──────── MATERIAL FOR THIS TASK ────────

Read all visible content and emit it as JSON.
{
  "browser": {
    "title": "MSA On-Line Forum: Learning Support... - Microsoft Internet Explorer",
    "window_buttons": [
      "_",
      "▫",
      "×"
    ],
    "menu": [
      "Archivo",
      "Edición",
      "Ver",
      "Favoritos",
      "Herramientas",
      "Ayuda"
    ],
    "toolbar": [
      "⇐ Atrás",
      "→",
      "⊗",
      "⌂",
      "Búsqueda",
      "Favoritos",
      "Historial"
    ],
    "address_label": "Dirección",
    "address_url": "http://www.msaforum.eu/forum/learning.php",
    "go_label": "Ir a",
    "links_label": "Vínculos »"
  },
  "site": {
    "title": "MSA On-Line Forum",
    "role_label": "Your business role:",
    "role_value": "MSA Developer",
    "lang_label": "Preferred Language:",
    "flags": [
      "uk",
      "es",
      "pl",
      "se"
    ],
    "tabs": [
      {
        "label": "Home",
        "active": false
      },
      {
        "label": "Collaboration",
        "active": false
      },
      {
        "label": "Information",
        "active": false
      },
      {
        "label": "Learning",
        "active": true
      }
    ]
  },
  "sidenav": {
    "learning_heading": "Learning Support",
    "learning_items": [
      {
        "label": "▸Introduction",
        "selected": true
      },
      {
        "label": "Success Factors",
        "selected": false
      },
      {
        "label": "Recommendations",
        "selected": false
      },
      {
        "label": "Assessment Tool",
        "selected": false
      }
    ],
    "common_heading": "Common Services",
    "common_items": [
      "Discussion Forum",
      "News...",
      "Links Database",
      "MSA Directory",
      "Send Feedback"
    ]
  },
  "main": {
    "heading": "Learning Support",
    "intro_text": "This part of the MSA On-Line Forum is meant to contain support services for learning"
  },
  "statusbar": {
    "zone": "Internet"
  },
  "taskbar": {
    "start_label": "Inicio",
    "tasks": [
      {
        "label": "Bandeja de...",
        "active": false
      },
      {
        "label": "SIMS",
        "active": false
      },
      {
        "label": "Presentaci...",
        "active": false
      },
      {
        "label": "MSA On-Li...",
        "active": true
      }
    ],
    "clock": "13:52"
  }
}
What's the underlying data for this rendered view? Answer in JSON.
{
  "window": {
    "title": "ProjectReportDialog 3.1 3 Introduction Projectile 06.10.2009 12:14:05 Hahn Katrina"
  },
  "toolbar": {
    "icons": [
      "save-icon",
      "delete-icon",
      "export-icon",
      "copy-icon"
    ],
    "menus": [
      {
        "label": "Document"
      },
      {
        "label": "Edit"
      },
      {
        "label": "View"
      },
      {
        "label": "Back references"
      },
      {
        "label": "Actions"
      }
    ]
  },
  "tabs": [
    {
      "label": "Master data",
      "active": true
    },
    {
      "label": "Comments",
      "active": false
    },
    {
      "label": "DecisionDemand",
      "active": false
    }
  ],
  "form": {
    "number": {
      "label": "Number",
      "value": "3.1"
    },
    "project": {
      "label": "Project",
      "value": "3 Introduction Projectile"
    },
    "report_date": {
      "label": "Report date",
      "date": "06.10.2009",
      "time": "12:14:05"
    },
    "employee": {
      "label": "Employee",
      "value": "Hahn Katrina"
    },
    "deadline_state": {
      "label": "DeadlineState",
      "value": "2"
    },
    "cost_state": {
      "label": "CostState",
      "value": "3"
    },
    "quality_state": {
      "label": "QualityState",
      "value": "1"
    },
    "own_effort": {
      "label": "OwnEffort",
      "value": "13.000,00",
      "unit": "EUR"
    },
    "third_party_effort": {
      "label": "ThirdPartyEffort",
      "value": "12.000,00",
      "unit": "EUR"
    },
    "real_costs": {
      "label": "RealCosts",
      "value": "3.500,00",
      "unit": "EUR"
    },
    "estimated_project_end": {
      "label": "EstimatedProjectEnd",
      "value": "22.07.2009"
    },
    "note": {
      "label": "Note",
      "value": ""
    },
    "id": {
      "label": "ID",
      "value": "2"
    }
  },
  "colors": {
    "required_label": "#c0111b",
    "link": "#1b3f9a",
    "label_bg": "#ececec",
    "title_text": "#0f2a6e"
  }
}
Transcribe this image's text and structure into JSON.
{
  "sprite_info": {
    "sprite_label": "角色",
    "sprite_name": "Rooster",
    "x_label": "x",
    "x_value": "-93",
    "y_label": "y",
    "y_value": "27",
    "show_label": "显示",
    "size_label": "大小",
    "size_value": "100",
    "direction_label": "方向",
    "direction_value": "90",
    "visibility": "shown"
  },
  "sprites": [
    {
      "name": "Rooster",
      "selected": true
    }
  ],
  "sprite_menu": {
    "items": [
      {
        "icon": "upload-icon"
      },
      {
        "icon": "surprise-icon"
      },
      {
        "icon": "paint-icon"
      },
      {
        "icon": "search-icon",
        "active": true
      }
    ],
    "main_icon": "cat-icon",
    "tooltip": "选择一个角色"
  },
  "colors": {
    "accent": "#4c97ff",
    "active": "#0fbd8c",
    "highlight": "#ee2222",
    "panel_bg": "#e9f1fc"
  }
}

────────
──────── MATERIAL FOR THIS TASK ────────

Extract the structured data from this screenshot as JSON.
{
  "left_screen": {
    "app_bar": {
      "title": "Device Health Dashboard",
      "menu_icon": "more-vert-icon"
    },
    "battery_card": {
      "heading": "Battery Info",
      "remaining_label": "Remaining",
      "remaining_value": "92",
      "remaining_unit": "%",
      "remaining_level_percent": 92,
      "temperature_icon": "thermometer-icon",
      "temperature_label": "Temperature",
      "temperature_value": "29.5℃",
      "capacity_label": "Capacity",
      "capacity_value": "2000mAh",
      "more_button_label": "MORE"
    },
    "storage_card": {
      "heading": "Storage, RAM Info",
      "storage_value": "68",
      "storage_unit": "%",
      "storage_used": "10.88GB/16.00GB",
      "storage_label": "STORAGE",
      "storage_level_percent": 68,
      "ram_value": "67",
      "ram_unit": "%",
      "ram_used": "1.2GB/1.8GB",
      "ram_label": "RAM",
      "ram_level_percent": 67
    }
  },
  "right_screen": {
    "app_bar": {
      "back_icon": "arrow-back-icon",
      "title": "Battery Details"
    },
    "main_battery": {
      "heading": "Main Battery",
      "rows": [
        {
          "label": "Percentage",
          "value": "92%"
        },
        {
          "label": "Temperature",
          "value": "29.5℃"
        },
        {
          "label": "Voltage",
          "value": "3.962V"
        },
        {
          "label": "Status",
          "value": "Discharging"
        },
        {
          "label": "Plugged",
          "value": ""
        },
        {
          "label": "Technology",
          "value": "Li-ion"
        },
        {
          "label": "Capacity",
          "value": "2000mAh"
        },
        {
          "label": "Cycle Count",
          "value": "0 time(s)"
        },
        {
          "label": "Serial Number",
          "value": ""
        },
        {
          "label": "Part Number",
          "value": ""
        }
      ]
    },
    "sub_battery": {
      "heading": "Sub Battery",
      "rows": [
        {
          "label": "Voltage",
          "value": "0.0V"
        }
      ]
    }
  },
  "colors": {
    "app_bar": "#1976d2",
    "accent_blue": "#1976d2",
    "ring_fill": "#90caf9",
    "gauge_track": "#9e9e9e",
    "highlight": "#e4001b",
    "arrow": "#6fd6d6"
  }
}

────────

* **EXERCISE TASK**:
Pick out all the lines with the word "Projectile" in them and copy them.

* **COMPLETE OUTPUT**:
    "title": "ProjectReportDialog 3.1 3 Introduction Projectile 06.10.2009 12:14:05 Hahn Katrina"
      "value": "3 Introduction Projectile"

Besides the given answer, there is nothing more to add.